[Records of document pages and text]
════════
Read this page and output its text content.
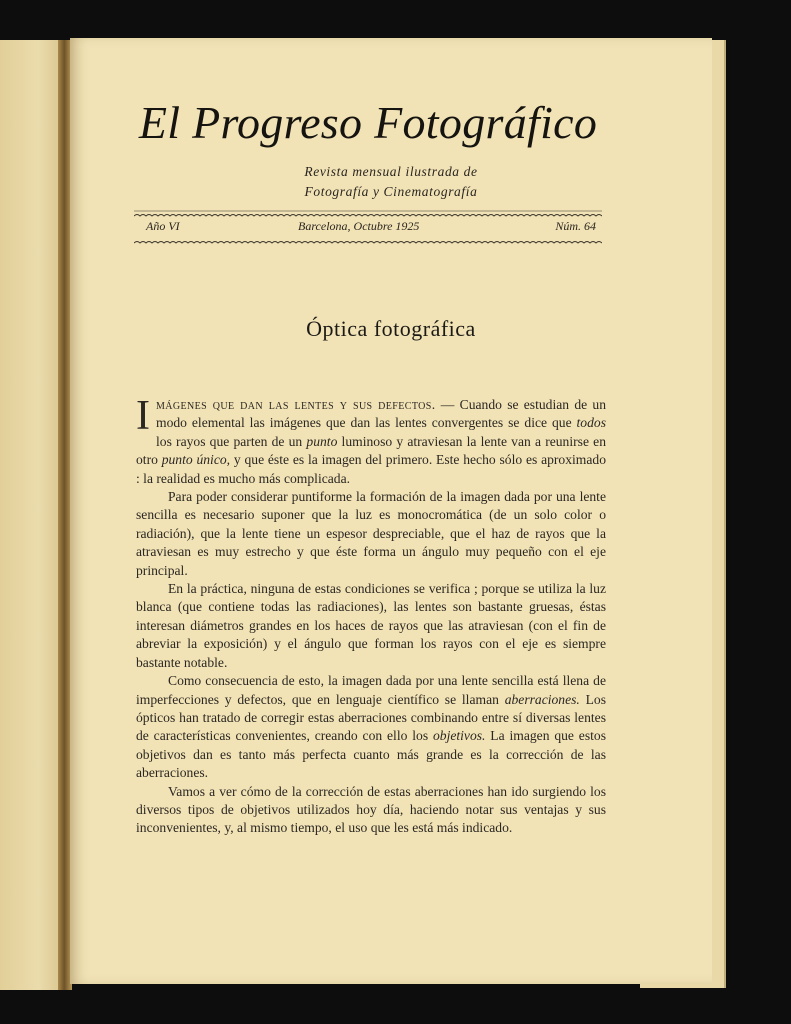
El Progreso Fotográfico
Revista mensual ilustrada de
Fotografía y Cinematografía
Año VI	Barcelona, Octubre 1925	Núm. 64
Óptica fotográfica

Imágenes que dan las lentes y sus defectos. — Cuando se estudian de un modo elemental las imágenes que dan las lentes convergentes se dice que todos los rayos que parten de un punto luminoso y atraviesan la lente van a reunirse en otro punto único, y que éste es la imagen del primero. Este hecho sólo es aproximado : la realidad es mucho más complicada.

Para poder considerar puntiforme la formación de la imagen dada por una lente sencilla es necesario suponer que la luz es monocromática (de un solo color o radiación), que la lente tiene un espesor despreciable, que el haz de rayos que la atraviesan es muy estrecho y que éste forma un ángulo muy pequeño con el eje principal.

En la práctica, ninguna de estas condiciones se verifica ; porque se utiliza la luz blanca (que contiene todas las radiaciones), las lentes son bastante gruesas, éstas interesan diámetros grandes en los haces de rayos que las atraviesan (con el fin de abreviar la exposición) y el ángulo que forman los rayos con el eje es siempre bastante notable.

Como consecuencia de esto, la imagen dada por una lente sencilla está llena de imperfecciones y defectos, que en lenguaje científico se llaman aberraciones. Los ópticos han tratado de corregir estas aberraciones combinando entre sí diversas lentes de características convenientes, creando con ello los objetivos. La imagen que estos objetivos dan es tanto más perfecta cuanto más grande es la corrección de las aberraciones.

Vamos a ver cómo de la corrección de estas aberraciones han ido surgiendo los diversos tipos de objetivos utilizados hoy día, haciendo notar sus ventajas y sus inconvenientes, y, al mismo tiempo, el uso que les está más indicado.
════════
- Instructions for the task
When a line of the records has the word "rayos", pick it out and copy it.

- Answer to this exercise
Imágenes que dan las lentes y sus defectos. — Cuando se estudian de un modo elemental las imágenes que dan las lentes convergentes se dice que todos los rayos que parten de un punto luminoso y atraviesan la lente van a reunirse en otro punto único, y que éste es la imagen del primero. Este hecho sólo es aproximado : la realidad es mucho más complicada.
Para poder considerar puntiforme la formación de la imagen dada por una lente sencilla es necesario suponer que la luz es monocromática (de un solo color o radiación), que la lente tiene un espesor despreciable, que el haz de rayos que la atraviesan es muy estrecho y que éste forma un ángulo muy pequeño con el eje principal.
En la práctica, ninguna de estas condiciones se verifica ; porque se utiliza la luz blanca (que contiene todas las radiaciones), las lentes son bastante gruesas, éstas interesan diámetros grandes en los haces de rayos que las atraviesan (con el fin de abreviar la exposición) y el ángulo que forman los rayos con el eje es siempre bastante notable.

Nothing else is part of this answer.